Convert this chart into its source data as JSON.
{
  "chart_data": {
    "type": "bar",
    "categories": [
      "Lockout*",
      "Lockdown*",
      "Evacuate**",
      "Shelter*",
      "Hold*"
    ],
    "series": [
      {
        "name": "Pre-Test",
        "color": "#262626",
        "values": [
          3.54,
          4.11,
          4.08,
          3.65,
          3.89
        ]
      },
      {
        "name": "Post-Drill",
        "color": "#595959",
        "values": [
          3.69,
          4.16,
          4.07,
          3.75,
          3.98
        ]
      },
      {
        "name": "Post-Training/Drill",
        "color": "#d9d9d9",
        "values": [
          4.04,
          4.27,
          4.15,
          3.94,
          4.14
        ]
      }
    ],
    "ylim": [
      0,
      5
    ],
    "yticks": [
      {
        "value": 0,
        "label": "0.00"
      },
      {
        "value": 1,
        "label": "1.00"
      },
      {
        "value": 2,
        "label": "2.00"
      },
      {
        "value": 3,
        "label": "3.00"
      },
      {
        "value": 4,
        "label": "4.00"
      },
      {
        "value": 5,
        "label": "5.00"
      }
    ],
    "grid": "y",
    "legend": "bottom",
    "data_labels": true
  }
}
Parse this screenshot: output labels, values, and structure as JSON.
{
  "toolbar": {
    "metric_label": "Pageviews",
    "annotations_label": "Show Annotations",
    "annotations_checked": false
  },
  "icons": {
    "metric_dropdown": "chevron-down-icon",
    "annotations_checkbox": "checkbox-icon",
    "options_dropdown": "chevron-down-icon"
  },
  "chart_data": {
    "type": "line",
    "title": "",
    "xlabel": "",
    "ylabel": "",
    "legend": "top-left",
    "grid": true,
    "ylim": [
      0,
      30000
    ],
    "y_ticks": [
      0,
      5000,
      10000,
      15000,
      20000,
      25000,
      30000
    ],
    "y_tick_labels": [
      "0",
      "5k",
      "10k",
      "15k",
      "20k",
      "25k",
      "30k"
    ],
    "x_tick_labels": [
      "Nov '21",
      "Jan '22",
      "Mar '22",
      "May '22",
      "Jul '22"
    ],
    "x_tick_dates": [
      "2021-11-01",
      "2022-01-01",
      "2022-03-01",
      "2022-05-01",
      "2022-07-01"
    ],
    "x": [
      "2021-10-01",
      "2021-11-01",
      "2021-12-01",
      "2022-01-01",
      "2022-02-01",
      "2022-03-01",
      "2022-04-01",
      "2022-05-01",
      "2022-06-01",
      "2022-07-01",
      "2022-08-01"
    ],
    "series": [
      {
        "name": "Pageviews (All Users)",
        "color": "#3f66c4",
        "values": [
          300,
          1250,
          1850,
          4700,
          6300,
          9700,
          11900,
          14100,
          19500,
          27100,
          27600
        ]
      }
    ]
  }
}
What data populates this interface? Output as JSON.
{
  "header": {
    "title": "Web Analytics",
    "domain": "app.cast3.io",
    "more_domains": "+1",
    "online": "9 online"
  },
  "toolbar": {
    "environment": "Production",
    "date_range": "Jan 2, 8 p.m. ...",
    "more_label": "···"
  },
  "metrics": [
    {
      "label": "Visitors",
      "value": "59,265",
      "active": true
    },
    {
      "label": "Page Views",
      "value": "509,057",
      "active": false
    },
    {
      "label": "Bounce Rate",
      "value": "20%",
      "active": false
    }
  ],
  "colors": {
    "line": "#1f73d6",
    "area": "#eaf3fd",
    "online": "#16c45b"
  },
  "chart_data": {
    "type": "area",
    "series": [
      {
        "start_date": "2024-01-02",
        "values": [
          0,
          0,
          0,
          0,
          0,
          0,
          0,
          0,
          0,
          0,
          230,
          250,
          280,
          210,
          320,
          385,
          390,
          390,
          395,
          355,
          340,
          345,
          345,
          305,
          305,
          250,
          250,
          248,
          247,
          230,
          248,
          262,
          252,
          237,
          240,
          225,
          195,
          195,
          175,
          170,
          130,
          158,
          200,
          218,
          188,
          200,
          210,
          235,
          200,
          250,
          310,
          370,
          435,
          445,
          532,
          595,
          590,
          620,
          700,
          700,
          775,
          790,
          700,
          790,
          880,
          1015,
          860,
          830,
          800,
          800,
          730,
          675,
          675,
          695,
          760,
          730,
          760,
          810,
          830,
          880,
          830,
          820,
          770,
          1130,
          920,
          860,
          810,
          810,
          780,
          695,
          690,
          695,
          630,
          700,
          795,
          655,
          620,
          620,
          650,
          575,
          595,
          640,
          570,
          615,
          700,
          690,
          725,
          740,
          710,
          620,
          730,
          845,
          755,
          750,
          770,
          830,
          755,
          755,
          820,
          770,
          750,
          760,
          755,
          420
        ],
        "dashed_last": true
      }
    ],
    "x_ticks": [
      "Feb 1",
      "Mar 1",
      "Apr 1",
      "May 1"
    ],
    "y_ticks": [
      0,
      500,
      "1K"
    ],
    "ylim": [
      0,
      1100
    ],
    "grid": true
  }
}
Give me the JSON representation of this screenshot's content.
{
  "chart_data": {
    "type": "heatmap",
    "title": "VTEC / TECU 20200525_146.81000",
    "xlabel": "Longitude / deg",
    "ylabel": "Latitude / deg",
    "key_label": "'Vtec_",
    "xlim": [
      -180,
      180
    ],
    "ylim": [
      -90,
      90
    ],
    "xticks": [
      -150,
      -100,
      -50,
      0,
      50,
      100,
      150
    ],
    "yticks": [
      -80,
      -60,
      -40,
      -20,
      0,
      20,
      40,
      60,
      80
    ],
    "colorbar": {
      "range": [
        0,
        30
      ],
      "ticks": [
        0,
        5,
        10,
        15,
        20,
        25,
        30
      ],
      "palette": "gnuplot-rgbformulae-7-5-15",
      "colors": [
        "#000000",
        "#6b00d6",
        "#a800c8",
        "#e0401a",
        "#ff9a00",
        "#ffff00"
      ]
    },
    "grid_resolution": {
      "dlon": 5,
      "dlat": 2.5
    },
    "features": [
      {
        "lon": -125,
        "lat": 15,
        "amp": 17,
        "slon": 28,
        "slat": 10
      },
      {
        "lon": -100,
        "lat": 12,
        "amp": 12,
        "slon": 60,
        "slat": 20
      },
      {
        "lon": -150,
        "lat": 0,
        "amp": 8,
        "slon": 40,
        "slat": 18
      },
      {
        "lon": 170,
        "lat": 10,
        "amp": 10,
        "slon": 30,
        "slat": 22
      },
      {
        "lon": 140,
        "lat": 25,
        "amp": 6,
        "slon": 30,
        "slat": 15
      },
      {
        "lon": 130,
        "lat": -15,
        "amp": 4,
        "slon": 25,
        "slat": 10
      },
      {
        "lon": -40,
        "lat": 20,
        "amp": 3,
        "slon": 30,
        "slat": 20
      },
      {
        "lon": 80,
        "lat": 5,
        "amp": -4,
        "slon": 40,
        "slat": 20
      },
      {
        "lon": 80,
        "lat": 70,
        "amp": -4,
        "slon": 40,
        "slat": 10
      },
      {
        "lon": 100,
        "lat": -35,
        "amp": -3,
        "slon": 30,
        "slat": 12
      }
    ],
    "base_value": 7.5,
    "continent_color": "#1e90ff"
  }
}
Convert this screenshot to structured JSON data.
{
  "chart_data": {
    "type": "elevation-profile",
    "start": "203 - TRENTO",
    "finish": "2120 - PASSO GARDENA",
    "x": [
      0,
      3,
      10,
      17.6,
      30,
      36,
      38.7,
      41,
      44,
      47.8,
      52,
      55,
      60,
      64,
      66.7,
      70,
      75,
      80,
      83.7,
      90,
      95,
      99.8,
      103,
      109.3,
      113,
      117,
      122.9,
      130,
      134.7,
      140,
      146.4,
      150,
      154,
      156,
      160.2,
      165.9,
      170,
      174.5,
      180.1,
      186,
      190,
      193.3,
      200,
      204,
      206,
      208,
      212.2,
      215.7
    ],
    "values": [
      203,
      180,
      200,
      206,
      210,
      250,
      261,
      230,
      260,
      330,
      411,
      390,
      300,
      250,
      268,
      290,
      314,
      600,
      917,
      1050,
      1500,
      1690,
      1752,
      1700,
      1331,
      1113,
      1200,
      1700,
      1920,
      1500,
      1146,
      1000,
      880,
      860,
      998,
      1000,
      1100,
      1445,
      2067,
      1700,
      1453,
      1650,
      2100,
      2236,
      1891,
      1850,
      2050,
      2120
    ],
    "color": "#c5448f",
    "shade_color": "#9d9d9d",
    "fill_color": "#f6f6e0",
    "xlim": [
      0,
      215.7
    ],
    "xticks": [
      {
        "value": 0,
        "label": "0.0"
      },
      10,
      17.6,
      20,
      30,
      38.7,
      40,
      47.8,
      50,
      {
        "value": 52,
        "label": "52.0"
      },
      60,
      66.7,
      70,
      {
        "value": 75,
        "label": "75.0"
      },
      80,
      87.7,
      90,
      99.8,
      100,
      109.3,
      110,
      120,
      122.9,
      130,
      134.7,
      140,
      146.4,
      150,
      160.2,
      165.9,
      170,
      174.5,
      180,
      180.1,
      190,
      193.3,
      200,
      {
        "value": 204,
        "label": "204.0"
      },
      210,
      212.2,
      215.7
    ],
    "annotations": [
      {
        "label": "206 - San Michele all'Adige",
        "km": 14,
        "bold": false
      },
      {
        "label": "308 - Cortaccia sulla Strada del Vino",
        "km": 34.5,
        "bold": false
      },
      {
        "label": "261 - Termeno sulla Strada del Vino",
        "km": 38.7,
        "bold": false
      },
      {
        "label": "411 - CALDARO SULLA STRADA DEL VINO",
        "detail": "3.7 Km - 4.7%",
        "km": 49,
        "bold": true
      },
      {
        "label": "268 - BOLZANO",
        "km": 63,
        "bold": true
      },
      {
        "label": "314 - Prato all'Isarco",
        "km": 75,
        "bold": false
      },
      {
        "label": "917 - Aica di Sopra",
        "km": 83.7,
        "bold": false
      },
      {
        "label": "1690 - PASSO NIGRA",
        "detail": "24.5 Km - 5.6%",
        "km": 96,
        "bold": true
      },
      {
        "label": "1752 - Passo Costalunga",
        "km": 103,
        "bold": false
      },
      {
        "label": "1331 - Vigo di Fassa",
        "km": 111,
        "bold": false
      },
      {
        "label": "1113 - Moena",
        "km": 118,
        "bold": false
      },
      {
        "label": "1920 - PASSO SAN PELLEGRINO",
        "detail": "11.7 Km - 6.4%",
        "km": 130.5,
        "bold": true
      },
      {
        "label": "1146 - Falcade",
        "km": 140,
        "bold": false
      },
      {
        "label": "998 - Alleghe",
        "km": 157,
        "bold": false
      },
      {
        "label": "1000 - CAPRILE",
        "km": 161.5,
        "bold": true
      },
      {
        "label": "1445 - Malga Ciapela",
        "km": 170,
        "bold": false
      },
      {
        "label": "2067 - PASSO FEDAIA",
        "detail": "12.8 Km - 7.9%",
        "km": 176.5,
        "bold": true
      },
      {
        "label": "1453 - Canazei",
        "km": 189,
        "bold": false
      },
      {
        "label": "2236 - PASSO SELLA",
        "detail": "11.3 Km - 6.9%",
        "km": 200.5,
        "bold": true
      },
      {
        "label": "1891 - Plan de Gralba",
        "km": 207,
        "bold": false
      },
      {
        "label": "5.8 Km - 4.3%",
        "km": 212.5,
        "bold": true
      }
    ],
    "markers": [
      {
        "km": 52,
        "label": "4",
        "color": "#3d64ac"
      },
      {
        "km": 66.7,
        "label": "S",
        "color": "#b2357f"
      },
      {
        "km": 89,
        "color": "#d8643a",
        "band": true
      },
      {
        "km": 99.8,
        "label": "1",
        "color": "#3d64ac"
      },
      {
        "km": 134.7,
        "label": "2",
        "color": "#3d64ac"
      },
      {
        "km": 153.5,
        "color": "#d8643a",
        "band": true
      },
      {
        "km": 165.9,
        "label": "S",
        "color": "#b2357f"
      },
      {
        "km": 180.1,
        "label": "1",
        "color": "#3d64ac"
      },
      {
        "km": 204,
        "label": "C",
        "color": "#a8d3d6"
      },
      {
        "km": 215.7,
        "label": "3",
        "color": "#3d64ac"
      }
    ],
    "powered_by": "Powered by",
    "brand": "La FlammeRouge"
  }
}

[DIRECTION] Search the data for "Drill". Copy every line that has it.

[RESPONSE TO THIS TASK]
        "name": "Post-Drill",
        "name": "Post-Training/Drill",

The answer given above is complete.